(Dataset rows)

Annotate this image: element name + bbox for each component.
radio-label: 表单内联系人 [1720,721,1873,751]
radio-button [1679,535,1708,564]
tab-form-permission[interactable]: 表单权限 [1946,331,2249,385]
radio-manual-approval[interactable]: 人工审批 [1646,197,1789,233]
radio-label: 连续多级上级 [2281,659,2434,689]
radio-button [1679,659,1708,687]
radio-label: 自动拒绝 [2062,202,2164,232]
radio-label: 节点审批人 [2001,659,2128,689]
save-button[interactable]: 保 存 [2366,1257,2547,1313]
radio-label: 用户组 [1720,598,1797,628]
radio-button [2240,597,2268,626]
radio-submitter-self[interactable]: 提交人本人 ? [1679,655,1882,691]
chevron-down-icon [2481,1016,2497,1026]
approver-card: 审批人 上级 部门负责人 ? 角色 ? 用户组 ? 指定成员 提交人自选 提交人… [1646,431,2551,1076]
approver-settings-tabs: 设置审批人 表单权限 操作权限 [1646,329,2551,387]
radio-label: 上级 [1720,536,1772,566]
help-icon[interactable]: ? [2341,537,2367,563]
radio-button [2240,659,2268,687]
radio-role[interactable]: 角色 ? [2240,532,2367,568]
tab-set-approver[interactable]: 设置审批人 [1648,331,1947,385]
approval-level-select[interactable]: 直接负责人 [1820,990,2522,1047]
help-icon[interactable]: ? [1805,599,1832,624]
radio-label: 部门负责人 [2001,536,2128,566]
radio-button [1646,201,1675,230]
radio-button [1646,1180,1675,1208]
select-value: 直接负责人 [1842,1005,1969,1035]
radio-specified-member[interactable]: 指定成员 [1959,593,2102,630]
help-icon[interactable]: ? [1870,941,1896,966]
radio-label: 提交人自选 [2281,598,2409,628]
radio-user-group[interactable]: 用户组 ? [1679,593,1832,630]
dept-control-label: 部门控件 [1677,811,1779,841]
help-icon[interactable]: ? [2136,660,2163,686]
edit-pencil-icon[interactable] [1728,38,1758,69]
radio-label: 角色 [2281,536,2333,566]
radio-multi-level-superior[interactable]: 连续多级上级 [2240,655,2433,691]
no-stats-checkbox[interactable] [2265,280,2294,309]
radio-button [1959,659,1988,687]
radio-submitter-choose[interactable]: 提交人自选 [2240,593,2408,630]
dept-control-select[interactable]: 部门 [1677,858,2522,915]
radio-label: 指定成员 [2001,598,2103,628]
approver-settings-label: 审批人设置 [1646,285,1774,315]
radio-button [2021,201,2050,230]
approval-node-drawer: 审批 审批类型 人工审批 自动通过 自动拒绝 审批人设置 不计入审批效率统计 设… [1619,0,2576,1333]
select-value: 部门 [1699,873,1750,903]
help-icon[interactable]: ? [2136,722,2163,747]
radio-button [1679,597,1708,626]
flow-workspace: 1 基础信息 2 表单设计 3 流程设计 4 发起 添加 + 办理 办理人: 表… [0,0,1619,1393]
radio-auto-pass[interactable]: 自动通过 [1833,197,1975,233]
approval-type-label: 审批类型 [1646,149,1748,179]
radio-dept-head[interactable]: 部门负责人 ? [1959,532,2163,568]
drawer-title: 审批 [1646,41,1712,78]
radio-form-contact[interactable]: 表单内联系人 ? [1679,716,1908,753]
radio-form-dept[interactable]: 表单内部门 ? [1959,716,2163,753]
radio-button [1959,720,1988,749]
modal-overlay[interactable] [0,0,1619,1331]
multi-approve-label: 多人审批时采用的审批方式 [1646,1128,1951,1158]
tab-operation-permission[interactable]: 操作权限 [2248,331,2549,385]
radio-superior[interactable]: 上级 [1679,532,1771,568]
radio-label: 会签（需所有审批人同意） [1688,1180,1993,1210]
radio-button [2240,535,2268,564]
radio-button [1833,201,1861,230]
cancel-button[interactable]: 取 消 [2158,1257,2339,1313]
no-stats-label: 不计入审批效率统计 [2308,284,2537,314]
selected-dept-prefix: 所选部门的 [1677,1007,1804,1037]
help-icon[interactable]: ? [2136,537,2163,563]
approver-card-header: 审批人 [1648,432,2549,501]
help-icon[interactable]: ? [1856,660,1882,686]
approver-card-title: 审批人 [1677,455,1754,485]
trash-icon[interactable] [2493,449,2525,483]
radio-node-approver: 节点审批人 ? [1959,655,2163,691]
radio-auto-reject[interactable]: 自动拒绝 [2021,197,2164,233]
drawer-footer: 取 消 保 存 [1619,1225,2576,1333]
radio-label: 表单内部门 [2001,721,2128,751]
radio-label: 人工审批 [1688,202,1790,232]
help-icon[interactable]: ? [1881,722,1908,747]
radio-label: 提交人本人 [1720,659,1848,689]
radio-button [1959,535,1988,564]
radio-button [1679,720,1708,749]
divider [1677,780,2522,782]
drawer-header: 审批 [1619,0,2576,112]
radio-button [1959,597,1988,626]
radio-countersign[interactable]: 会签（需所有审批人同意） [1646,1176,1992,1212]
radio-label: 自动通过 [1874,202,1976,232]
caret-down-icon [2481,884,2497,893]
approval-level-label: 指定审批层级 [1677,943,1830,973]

**What the task asks**
Please write out all of the items again, replacing "radio-label" with "option-label" and keeping everything else the same.

**Answer to the problem**
Annotate this image: element name + bbox for each component.
option-label: 表单内联系人 [1720,721,1873,751]
radio-button [1679,535,1708,564]
tab-form-permission[interactable]: 表单权限 [1946,331,2249,385]
radio-manual-approval[interactable]: 人工审批 [1646,197,1789,233]
option-label: 连续多级上级 [2281,659,2434,689]
radio-button [1679,659,1708,687]
option-label: 自动拒绝 [2062,202,2164,232]
option-label: 节点审批人 [2001,659,2128,689]
save-button[interactable]: 保 存 [2366,1257,2547,1313]
option-label: 用户组 [1720,598,1797,628]
radio-button [2240,597,2268,626]
radio-submitter-self[interactable]: 提交人本人 ? [1679,655,1882,691]
chevron-down-icon [2481,1016,2497,1026]
approver-card: 审批人 上级 部门负责人 ? 角色 ? 用户组 ? 指定成员 提交人自选 提交人… [1646,431,2551,1076]
approver-settings-tabs: 设置审批人 表单权限 操作权限 [1646,329,2551,387]
option-label: 上级 [1720,536,1772,566]
help-icon[interactable]: ? [2341,537,2367,563]
radio-button [2240,659,2268,687]
radio-role[interactable]: 角色 ? [2240,532,2367,568]
tab-set-approver[interactable]: 设置审批人 [1648,331,1947,385]
approval-level-select[interactable]: 直接负责人 [1820,990,2522,1047]
help-icon[interactable]: ? [1805,599,1832,624]
option-label: 部门负责人 [2001,536,2128,566]
radio-button [1646,201,1675,230]
radio-button [1646,1180,1675,1208]
select-value: 直接负责人 [1842,1005,1969,1035]
radio-specified-member[interactable]: 指定成员 [1959,593,2102,630]
help-icon[interactable]: ? [1870,941,1896,966]
option-label: 提交人自选 [2281,598,2409,628]
radio-user-group[interactable]: 用户组 ? [1679,593,1832,630]
dept-control-label: 部门控件 [1677,811,1779,841]
help-icon[interactable]: ? [2136,660,2163,686]
edit-pencil-icon[interactable] [1728,38,1758,69]
option-label: 角色 [2281,536,2333,566]
radio-multi-level-superior[interactable]: 连续多级上级 [2240,655,2433,691]
no-stats-checkbox[interactable] [2265,280,2294,309]
radio-button [1959,659,1988,687]
radio-submitter-choose[interactable]: 提交人自选 [2240,593,2408,630]
dept-control-select[interactable]: 部门 [1677,858,2522,915]
option-label: 指定成员 [2001,598,2103,628]
approver-settings-label: 审批人设置 [1646,285,1774,315]
radio-button [2021,201,2050,230]
approval-node-drawer: 审批 审批类型 人工审批 自动通过 自动拒绝 审批人设置 不计入审批效率统计 设… [1619,0,2576,1333]
select-value: 部门 [1699,873,1750,903]
help-icon[interactable]: ? [2136,722,2163,747]
radio-button [1679,597,1708,626]
flow-workspace: 1 基础信息 2 表单设计 3 流程设计 4 发起 添加 + 办理 办理人: 表… [0,0,1619,1393]
radio-auto-pass[interactable]: 自动通过 [1833,197,1975,233]
approval-type-label: 审批类型 [1646,149,1748,179]
radio-dept-head[interactable]: 部门负责人 ? [1959,532,2163,568]
drawer-title: 审批 [1646,41,1712,78]
radio-form-contact[interactable]: 表单内联系人 ? [1679,716,1908,753]
radio-form-dept[interactable]: 表单内部门 ? [1959,716,2163,753]
radio-button [1959,720,1988,749]
modal-overlay[interactable] [0,0,1619,1331]
multi-approve-label: 多人审批时采用的审批方式 [1646,1128,1951,1158]
tab-operation-permission[interactable]: 操作权限 [2248,331,2549,385]
radio-superior[interactable]: 上级 [1679,532,1771,568]
option-label: 会签（需所有审批人同意） [1688,1180,1993,1210]
radio-button [2240,535,2268,564]
radio-button [1833,201,1861,230]
cancel-button[interactable]: 取 消 [2158,1257,2339,1313]
no-stats-label: 不计入审批效率统计 [2308,284,2537,314]
selected-dept-prefix: 所选部门的 [1677,1007,1804,1037]
help-icon[interactable]: ? [2136,537,2163,563]
approver-card-header: 审批人 [1648,432,2549,501]
help-icon[interactable]: ? [1856,660,1882,686]
approver-card-title: 审批人 [1677,455,1754,485]
trash-icon[interactable] [2493,449,2525,483]
radio-node-approver: 节点审批人 ? [1959,655,2163,691]
radio-auto-reject[interactable]: 自动拒绝 [2021,197,2164,233]
drawer-footer: 取 消 保 存 [1619,1225,2576,1333]
option-label: 表单内部门 [2001,721,2128,751]
option-label: 人工审批 [1688,202,1790,232]
help-icon[interactable]: ? [1881,722,1908,747]
option-label: 提交人本人 [1720,659,1848,689]
radio-button [1959,535,1988,564]
radio-button [1679,720,1708,749]
divider [1677,780,2522,782]
drawer-header: 审批 [1619,0,2576,112]
radio-button [1959,597,1988,626]
radio-countersign[interactable]: 会签（需所有审批人同意） [1646,1176,1992,1212]
option-label: 自动通过 [1874,202,1976,232]
caret-down-icon [2481,884,2497,893]
approval-level-label: 指定审批层级 [1677,943,1830,973]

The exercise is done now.